- What is asked -
What follows is a block of records; reproduce all of it verbatim.

*** Data for this exercise

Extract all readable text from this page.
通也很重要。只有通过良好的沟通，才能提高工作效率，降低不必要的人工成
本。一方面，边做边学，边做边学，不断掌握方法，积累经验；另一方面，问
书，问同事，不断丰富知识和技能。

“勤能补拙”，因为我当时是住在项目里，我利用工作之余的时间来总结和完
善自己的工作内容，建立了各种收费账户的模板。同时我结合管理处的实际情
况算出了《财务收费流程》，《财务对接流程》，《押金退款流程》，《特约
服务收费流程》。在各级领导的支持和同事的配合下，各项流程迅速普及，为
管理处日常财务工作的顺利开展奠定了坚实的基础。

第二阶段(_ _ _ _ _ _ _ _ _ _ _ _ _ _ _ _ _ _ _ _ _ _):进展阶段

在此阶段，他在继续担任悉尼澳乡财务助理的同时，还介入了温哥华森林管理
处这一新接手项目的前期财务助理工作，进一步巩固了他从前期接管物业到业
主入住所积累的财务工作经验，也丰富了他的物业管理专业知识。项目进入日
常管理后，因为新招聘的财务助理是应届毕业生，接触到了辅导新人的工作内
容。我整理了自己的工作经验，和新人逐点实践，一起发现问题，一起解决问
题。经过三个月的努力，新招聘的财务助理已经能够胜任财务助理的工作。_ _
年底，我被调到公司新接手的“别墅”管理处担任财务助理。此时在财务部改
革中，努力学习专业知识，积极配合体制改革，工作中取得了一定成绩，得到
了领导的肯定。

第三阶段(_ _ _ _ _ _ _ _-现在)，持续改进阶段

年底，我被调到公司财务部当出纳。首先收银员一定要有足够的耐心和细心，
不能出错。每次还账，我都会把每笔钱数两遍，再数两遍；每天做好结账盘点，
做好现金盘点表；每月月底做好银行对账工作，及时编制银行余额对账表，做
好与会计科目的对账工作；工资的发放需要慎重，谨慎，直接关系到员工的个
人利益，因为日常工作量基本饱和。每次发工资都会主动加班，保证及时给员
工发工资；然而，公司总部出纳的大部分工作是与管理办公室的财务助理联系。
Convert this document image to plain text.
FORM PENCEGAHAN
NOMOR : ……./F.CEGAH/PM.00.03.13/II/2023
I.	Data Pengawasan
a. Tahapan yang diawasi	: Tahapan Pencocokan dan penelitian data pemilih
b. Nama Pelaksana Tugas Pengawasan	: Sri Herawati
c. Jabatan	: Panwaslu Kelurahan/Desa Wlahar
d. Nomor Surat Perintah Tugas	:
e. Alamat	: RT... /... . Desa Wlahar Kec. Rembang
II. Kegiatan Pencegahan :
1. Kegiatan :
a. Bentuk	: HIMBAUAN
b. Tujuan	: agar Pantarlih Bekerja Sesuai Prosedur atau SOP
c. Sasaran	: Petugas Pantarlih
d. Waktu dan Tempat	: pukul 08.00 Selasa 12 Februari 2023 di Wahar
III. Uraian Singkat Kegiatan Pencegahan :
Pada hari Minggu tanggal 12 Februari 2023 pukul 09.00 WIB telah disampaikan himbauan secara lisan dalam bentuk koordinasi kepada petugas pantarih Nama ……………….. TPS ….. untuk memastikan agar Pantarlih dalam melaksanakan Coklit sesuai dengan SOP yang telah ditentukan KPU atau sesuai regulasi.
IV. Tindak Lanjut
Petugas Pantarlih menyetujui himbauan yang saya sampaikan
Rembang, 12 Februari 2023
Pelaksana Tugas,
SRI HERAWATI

******

- The output -
Extract all readable text from this page.
通也很重要。只有通过良好的沟通，才能提高工作效率，降低不必要的人工成
本。一方面，边做边学，边做边学，不断掌握方法，积累经验；另一方面，问
书，问同事，不断丰富知识和技能。

“勤能补拙”，因为我当时是住在项目里，我利用工作之余的时间来总结和完
善自己的工作内容，建立了各种收费账户的模板。同时我结合管理处的实际情
况算出了《财务收费流程》，《财务对接流程》，《押金退款流程》，《特约
服务收费流程》。在各级领导的支持和同事的配合下，各项流程迅速普及，为
管理处日常财务工作的顺利开展奠定了坚实的基础。

第二阶段(_ _ _ _ _ _ _ _ _ _ _ _ _ _ _ _ _ _ _ _ _ _):进展阶段

在此阶段，他在继续担任悉尼澳乡财务助理的同时，还介入了温哥华森林管理
处这一新接手项目的前期财务助理工作，进一步巩固了他从前期接管物业到业
主入住所积累的财务工作经验，也丰富了他的物业管理专业知识。项目进入日
常管理后，因为新招聘的财务助理是应届毕业生，接触到了辅导新人的工作内
容。我整理了自己的工作经验，和新人逐点实践，一起发现问题，一起解决问
题。经过三个月的努力，新招聘的财务助理已经能够胜任财务助理的工作。_ _
年底，我被调到公司新接手的“别墅”管理处担任财务助理。此时在财务部改
革中，努力学习专业知识，积极配合体制改革，工作中取得了一定成绩，得到
了领导的肯定。

第三阶段(_ _ _ _ _ _ _ _-现在)，持续改进阶段

年底，我被调到公司财务部当出纳。首先收银员一定要有足够的耐心和细心，
不能出错。每次还账，我都会把每笔钱数两遍，再数两遍；每天做好结账盘点，
做好现金盘点表；每月月底做好银行对账工作，及时编制银行余额对账表，做
好与会计科目的对账工作；工资的发放需要慎重，谨慎，直接关系到员工的个
人利益，因为日常工作量基本饱和。每次发工资都会主动加班，保证及时给员
工发工资；然而，公司总部出纳的大部分工作是与管理办公室的财务助理联系。
Convert this document image to plain text.
FORM PENCEGAHAN
NOMOR : ……./F.CEGAH/PM.00.03.13/II/2023
I.	Data Pengawasan
a. Tahapan yang diawasi	: Tahapan Pencocokan dan penelitian data pemilih
b. Nama Pelaksana Tugas Pengawasan	: Sri Herawati
c. Jabatan	: Panwaslu Kelurahan/Desa Wlahar
d. Nomor Surat Perintah Tugas	:
e. Alamat	: RT... /... . Desa Wlahar Kec. Rembang
II. Kegiatan Pencegahan :
1. Kegiatan :
a. Bentuk	: HIMBAUAN
b. Tujuan	: agar Pantarlih Bekerja Sesuai Prosedur atau SOP
c. Sasaran	: Petugas Pantarlih
d. Waktu dan Tempat	: pukul 08.00 Selasa 12 Februari 2023 di Wahar
III. Uraian Singkat Kegiatan Pencegahan :
Pada hari Minggu tanggal 12 Februari 2023 pukul 09.00 WIB telah disampaikan himbauan secara lisan dalam bentuk koordinasi kepada petugas pantarih Nama ……………….. TPS ….. untuk memastikan agar Pantarlih dalam melaksanakan Coklit sesuai dengan SOP yang telah ditentukan KPU atau sesuai regulasi.
IV. Tindak Lanjut
Petugas Pantarlih menyetujui himbauan yang saya sampaikan
Rembang, 12 Februari 2023
Pelaksana Tugas,
SRI HERAWATI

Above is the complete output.